[Exercise brief]
Every entry must be duplicated precisely as written.

[Data shown]
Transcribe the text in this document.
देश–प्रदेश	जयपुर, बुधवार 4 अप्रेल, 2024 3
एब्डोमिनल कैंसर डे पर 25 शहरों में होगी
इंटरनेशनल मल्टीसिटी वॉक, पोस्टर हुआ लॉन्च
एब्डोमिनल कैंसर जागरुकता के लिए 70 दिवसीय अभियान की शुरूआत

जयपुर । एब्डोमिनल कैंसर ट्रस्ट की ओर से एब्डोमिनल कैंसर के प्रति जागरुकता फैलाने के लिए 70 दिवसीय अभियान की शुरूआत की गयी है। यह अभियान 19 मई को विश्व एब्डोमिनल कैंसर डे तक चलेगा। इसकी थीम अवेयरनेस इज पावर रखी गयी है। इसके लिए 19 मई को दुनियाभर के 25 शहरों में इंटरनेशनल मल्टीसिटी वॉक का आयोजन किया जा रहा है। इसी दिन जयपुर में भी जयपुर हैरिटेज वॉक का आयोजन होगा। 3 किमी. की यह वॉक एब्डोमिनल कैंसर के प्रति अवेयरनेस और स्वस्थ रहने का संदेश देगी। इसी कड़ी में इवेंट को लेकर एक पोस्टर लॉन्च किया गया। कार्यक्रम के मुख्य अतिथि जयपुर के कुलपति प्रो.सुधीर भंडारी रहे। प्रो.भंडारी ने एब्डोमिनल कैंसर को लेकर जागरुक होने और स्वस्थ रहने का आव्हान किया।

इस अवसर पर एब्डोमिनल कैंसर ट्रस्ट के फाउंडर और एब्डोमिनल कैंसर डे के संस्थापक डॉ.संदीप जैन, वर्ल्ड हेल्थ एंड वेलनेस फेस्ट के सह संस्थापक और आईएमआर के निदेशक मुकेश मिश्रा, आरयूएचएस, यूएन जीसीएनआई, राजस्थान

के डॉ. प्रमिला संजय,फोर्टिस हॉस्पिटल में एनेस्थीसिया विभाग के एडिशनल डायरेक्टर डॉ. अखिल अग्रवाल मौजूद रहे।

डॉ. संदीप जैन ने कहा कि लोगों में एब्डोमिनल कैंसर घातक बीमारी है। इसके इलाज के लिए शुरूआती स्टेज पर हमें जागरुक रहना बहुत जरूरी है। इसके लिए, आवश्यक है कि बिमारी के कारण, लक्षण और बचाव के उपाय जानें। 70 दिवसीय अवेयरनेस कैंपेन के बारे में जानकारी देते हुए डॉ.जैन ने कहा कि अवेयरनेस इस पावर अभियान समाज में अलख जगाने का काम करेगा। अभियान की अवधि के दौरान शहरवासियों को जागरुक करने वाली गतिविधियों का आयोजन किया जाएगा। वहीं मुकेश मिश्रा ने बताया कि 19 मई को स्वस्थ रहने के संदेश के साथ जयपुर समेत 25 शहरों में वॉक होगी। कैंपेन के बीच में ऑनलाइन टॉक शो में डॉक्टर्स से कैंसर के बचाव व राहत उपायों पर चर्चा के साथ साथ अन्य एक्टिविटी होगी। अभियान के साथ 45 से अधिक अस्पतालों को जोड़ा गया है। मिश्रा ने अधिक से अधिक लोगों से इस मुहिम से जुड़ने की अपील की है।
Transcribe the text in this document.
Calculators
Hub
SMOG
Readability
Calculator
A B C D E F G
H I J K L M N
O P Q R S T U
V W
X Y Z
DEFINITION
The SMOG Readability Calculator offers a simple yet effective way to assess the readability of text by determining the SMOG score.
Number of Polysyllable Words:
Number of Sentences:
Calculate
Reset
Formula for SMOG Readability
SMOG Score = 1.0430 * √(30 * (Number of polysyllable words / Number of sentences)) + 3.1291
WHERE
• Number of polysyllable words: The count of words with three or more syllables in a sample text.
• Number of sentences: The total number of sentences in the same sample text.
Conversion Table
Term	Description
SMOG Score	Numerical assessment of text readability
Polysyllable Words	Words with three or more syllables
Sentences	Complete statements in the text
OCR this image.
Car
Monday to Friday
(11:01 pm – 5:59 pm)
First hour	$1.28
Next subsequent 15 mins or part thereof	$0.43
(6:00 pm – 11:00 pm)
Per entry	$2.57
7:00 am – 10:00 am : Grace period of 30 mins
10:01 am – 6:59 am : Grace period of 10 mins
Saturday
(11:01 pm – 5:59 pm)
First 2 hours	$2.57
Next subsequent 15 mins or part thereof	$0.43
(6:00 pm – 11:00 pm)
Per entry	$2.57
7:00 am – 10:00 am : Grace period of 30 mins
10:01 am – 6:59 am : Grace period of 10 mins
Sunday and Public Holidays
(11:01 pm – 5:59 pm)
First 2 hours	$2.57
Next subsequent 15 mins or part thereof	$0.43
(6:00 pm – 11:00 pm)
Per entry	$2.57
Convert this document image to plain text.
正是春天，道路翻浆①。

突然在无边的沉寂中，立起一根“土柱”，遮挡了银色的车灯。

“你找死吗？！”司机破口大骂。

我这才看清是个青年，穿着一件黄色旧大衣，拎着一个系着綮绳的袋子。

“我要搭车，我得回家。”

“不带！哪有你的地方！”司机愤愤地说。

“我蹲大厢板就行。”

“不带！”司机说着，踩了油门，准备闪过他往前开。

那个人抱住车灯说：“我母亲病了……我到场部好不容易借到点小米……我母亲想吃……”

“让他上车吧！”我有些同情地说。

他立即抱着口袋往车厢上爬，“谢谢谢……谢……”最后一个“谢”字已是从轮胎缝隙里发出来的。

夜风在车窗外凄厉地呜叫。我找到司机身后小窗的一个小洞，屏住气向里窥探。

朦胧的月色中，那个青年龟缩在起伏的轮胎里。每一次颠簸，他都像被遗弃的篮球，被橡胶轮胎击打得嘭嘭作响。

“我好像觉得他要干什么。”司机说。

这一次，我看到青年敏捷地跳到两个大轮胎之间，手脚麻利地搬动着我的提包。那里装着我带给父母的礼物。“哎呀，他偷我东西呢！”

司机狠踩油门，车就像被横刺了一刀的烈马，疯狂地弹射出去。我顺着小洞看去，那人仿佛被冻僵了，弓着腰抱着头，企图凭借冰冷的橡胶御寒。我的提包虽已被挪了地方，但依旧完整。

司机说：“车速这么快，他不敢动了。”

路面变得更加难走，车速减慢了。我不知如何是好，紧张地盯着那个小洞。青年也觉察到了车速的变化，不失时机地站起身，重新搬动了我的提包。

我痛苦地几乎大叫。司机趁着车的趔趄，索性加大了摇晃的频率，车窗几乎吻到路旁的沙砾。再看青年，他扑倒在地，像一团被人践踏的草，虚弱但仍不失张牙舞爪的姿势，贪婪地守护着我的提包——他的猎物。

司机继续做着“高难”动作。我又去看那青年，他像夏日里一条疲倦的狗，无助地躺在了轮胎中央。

[Solution for this task]
Transcribe the text in this document.
देश–प्रदेश	जयपुर, बुधवार 4 अप्रेल, 2024 3
एब्डोमिनल कैंसर डे पर 25 शहरों में होगी
इंटरनेशनल मल्टीसिटी वॉक, पोस्टर हुआ लॉन्च
एब्डोमिनल कैंसर जागरुकता के लिए 70 दिवसीय अभियान की शुरूआत

जयपुर । एब्डोमिनल कैंसर ट्रस्ट की ओर से एब्डोमिनल कैंसर के प्रति जागरुकता फैलाने के लिए 70 दिवसीय अभियान की शुरूआत की गयी है। यह अभियान 19 मई को विश्व एब्डोमिनल कैंसर डे तक चलेगा। इसकी थीम अवेयरनेस इज पावर रखी गयी है। इसके लिए 19 मई को दुनियाभर के 25 शहरों में इंटरनेशनल मल्टीसिटी वॉक का आयोजन किया जा रहा है। इसी दिन जयपुर में भी जयपुर हैरिटेज वॉक का आयोजन होगा। 3 किमी. की यह वॉक एब्डोमिनल कैंसर के प्रति अवेयरनेस और स्वस्थ रहने का संदेश देगी। इसी कड़ी में इवेंट को लेकर एक पोस्टर लॉन्च किया गया। कार्यक्रम के मुख्य अतिथि जयपुर के कुलपति प्रो.सुधीर भंडारी रहे। प्रो.भंडारी ने एब्डोमिनल कैंसर को लेकर जागरुक होने और स्वस्थ रहने का आव्हान किया।

इस अवसर पर एब्डोमिनल कैंसर ट्रस्ट के फाउंडर और एब्डोमिनल कैंसर डे के संस्थापक डॉ.संदीप जैन, वर्ल्ड हेल्थ एंड वेलनेस फेस्ट के सह संस्थापक और आईएमआर के निदेशक मुकेश मिश्रा, आरयूएचएस, यूएन जीसीएनआई, राजस्थान

के डॉ. प्रमिला संजय,फोर्टिस हॉस्पिटल में एनेस्थीसिया विभाग के एडिशनल डायरेक्टर डॉ. अखिल अग्रवाल मौजूद रहे।

डॉ. संदीप जैन ने कहा कि लोगों में एब्डोमिनल कैंसर घातक बीमारी है। इसके इलाज के लिए शुरूआती स्टेज पर हमें जागरुक रहना बहुत जरूरी है। इसके लिए, आवश्यक है कि बिमारी के कारण, लक्षण और बचाव के उपाय जानें। 70 दिवसीय अवेयरनेस कैंपेन के बारे में जानकारी देते हुए डॉ.जैन ने कहा कि अवेयरनेस इस पावर अभियान समाज में अलख जगाने का काम करेगा। अभियान की अवधि के दौरान शहरवासियों को जागरुक करने वाली गतिविधियों का आयोजन किया जाएगा। वहीं मुकेश मिश्रा ने बताया कि 19 मई को स्वस्थ रहने के संदेश के साथ जयपुर समेत 25 शहरों में वॉक होगी। कैंपेन के बीच में ऑनलाइन टॉक शो में डॉक्टर्स से कैंसर के बचाव व राहत उपायों पर चर्चा के साथ साथ अन्य एक्टिविटी होगी। अभियान के साथ 45 से अधिक अस्पतालों को जोड़ा गया है। मिश्रा ने अधिक से अधिक लोगों से इस मुहिम से जुड़ने की अपील की है।
Transcribe the text in this document.
Calculators
Hub
SMOG
Readability
Calculator
A B C D E F G
H I J K L M N
O P Q R S T U
V W
X Y Z
DEFINITION
The SMOG Readability Calculator offers a simple yet effective way to assess the readability of text by determining the SMOG score.
Number of Polysyllable Words:
Number of Sentences:
Calculate
Reset
Formula for SMOG Readability
SMOG Score = 1.0430 * √(30 * (Number of polysyllable words / Number of sentences)) + 3.1291
WHERE
• Number of polysyllable words: The count of words with three or more syllables in a sample text.
• Number of sentences: The total number of sentences in the same sample text.
Conversion Table
Term	Description
SMOG Score	Numerical assessment of text readability
Polysyllable Words	Words with three or more syllables
Sentences	Complete statements in the text
OCR this image.
Car
Monday to Friday
(11:01 pm – 5:59 pm)
First hour	$1.28
Next subsequent 15 mins or part thereof	$0.43
(6:00 pm – 11:00 pm)
Per entry	$2.57
7:00 am – 10:00 am : Grace period of 30 mins
10:01 am – 6:59 am : Grace period of 10 mins
Saturday
(11:01 pm – 5:59 pm)
First 2 hours	$2.57
Next subsequent 15 mins or part thereof	$0.43
(6:00 pm – 11:00 pm)
Per entry	$2.57
7:00 am – 10:00 am : Grace period of 30 mins
10:01 am – 6:59 am : Grace period of 10 mins
Sunday and Public Holidays
(11:01 pm – 5:59 pm)
First 2 hours	$2.57
Next subsequent 15 mins or part thereof	$0.43
(6:00 pm – 11:00 pm)
Per entry	$2.57
Convert this document image to plain text.
正是春天，道路翻浆①。

突然在无边的沉寂中，立起一根“土柱”，遮挡了银色的车灯。

“你找死吗？！”司机破口大骂。

我这才看清是个青年，穿着一件黄色旧大衣，拎着一个系着綮绳的袋子。

“我要搭车，我得回家。”

“不带！哪有你的地方！”司机愤愤地说。

“我蹲大厢板就行。”

“不带！”司机说着，踩了油门，准备闪过他往前开。

那个人抱住车灯说：“我母亲病了……我到场部好不容易借到点小米……我母亲想吃……”

“让他上车吧！”我有些同情地说。

他立即抱着口袋往车厢上爬，“谢谢谢……谢……”最后一个“谢”字已是从轮胎缝隙里发出来的。

夜风在车窗外凄厉地呜叫。我找到司机身后小窗的一个小洞，屏住气向里窥探。

朦胧的月色中，那个青年龟缩在起伏的轮胎里。每一次颠簸，他都像被遗弃的篮球，被橡胶轮胎击打得嘭嘭作响。

“我好像觉得他要干什么。”司机说。

这一次，我看到青年敏捷地跳到两个大轮胎之间，手脚麻利地搬动着我的提包。那里装着我带给父母的礼物。“哎呀，他偷我东西呢！”

司机狠踩油门，车就像被横刺了一刀的烈马，疯狂地弹射出去。我顺着小洞看去，那人仿佛被冻僵了，弓着腰抱着头，企图凭借冰冷的橡胶御寒。我的提包虽已被挪了地方，但依旧完整。

司机说：“车速这么快，他不敢动了。”

路面变得更加难走，车速减慢了。我不知如何是好，紧张地盯着那个小洞。青年也觉察到了车速的变化，不失时机地站起身，重新搬动了我的提包。

我痛苦地几乎大叫。司机趁着车的趔趄，索性加大了摇晃的频率，车窗几乎吻到路旁的沙砾。再看青年，他扑倒在地，像一团被人践踏的草，虚弱但仍不失张牙舞爪的姿势，贪婪地守护着我的提包——他的猎物。

司机继续做着“高难”动作。我又去看那青年，他像夏日里一条疲倦的狗，无助地躺在了轮胎中央。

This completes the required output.